------ Texte fourni ------

Aujourd’hui le gouvernement d’Abhisit Vejjajiva tente de revenir sur cette question avec une attitude plus conciliante : le but étant évidemment de préserver la voie vers les exportations américaines. Dans cette optique le Ministère du Commerce, le Pharmaceutical Research and Manufacturers of America (PhRMA) et la Biotechnology Industry Organisation (BIO) ont convenu du principe d’améliorer l’accès à des médicaments moins chers pour les Thaïlandais, mais en encourageant la coopération sur la recherche et l’innovation, plutôt que d’imposer des licences obligatoires. La coopération en matière de recherche et de développement permettrait d’assurer à la Thaïlande la capacité de produire moins cher, des médicaments de qualité, tout en minimisant la controverse entre le gouvernement et les compagnies pharmaceutiques. Le principe étant fixé pour l’avenir, que les licences obligatoires seront utilisées par le gouvernement thaïlandais que comme un dernier recours.
C’est ce qu’à confirmé le vice-ministre du commerce, Alongkorn Ponlaboot, actuellement en visite aux États-Unis
« Je confirme que les déclarations d’octroi de licences obligatoires, seront utilisées en dernier recours par le gouvernement, si les compagnies pharmaceutiques s’engagent à aider la population thaïlandaise pour avoir accès à des médicaments moins chers et de qualité. Le Pharmaceutical Research and Manufacturers of America (PhRMA) et la Biotechnology Industry Organisation (BIO) ont reconnu que l’actuel gouvernement tente à la fois de protéger la propriété intellectuelle (IP) et le droits aux soins de la population »
a déclaré Alongkorn aux Etats Unis.

------ Données fournies ------

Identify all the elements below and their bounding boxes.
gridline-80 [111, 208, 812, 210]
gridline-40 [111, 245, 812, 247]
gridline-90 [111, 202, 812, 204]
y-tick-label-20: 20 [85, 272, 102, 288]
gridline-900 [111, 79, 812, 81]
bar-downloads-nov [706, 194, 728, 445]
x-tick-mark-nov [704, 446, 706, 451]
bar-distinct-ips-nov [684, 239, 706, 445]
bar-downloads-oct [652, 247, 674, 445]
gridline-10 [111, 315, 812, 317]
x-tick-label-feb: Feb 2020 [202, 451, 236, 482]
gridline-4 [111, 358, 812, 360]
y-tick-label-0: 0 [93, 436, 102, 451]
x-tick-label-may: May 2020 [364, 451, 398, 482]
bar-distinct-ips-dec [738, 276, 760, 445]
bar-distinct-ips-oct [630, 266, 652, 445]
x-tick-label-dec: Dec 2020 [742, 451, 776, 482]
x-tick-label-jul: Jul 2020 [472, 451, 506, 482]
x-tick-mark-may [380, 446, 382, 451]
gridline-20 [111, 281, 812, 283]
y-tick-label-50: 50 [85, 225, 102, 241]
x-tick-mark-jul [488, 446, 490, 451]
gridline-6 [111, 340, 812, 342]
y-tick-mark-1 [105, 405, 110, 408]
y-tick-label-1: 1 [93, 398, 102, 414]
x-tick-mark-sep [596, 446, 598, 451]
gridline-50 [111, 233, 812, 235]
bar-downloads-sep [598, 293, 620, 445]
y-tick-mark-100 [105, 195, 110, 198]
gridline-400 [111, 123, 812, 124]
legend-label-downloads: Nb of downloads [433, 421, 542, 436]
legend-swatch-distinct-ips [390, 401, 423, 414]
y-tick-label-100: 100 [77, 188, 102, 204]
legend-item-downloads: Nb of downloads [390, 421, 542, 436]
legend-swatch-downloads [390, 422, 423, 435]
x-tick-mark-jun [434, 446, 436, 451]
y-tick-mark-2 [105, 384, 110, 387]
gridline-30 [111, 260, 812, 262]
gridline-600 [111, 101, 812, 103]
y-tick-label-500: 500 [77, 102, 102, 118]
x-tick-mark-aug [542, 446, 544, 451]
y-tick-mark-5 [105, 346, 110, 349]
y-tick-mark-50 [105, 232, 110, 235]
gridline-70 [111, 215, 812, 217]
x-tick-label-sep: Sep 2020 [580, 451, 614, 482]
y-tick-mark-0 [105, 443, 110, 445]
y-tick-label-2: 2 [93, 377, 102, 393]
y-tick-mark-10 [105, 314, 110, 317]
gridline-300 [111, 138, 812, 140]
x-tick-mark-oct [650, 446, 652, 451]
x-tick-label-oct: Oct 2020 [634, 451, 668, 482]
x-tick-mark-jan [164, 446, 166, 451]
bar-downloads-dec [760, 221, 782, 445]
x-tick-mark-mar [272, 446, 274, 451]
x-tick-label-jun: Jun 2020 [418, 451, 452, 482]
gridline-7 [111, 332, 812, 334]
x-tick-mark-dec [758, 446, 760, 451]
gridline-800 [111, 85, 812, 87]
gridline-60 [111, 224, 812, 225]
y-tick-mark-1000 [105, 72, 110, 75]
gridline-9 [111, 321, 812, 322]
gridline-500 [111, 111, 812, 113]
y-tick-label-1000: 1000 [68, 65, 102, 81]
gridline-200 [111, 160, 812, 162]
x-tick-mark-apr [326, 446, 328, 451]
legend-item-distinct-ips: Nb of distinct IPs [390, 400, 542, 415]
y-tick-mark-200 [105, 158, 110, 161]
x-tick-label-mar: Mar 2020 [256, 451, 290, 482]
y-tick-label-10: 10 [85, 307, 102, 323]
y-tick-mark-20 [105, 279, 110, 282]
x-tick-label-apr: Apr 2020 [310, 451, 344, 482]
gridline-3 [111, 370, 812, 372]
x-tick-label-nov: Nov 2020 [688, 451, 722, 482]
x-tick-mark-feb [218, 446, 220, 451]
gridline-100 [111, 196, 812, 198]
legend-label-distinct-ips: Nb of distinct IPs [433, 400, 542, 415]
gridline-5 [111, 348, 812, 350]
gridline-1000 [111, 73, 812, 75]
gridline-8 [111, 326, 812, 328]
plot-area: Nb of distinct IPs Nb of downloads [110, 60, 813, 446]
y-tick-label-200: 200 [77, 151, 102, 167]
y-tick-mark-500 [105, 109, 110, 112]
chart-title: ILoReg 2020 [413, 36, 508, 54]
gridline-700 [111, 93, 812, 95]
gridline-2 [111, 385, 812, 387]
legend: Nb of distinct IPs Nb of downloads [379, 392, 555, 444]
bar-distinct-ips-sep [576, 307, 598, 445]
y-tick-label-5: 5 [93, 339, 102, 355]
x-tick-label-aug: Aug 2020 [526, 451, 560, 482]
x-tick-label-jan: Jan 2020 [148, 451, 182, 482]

------

## Tâche à réaliser 1
D'après le texte sur les médicaments en Thaïlande, quel vice-ministre du commerce a confirmé le principe des licences obligatoires comme dernier recours ?
## Tâche à réaliser 2
Indiquez si chacune des affirmations suivantes s'accorde avec le texte sur les médicaments en Thaïlande, en citant les mots du texte qui tranchent. (a) Le vice-ministre du commerce se trouvait aux États-Unis au moment de sa déclaration. (b) Le gouvernement thaïlandais compte recourir en priorité aux licences obligatoires. (c) Le gouvernement d'Abhisit Vejjajiva cherche à préserver la voie vers les exportations américaines.
## Tâche à réaliser 3
Prolongez le texte sur les médicaments en Thaïlande à partir de sa dernière phrase.

## Réponse 1
Alongkorn Ponlaboot.

## Réponse 2
(a) Oui : « actuellement en visite aux États-Unis ».
(b) Non : « les licences obligatoires seront utilisées par le gouvernement thaïlandais que comme un dernier recours ».
(c) Oui : « le but étant évidemment de préserver la voie vers les exportations américaines ».

## Réponse 3
Dans un premier temps, la Biotechnology Industry Organisation (BIO) a invité les chercheurs, et scientifiques thaïlandais à se joindre à son séminaire de biotechnologie au mois de mai prochain à Atlanta, en Géorgie, afin que le Royaume puisse acquérir les connaissances essentielles pour le développement de son industrie pharmaceutique.
L’accord a été conclu après une réunion entre la PhRMA, la BIO, et des fonctionnaires thailandais basés à Washington, suite à la recommandation de la PhRMA de déclasser la Thaïlande de la liste de surveillance prioritaire. Le Royaume a été mis sur la liste de surveillance prioritaire, il y a deux ans, en raison principalement de l’attitude de l’administration Surayud Chulanont et de l’imposition de licences obligatoires pour certains médicaments sous brevet américain. La Thaïlande espère en adoptant une attitude plus conciliante, obtenir de la part des Etats Unis une mise à jour de la liste de surveillance dès l’année prochaine.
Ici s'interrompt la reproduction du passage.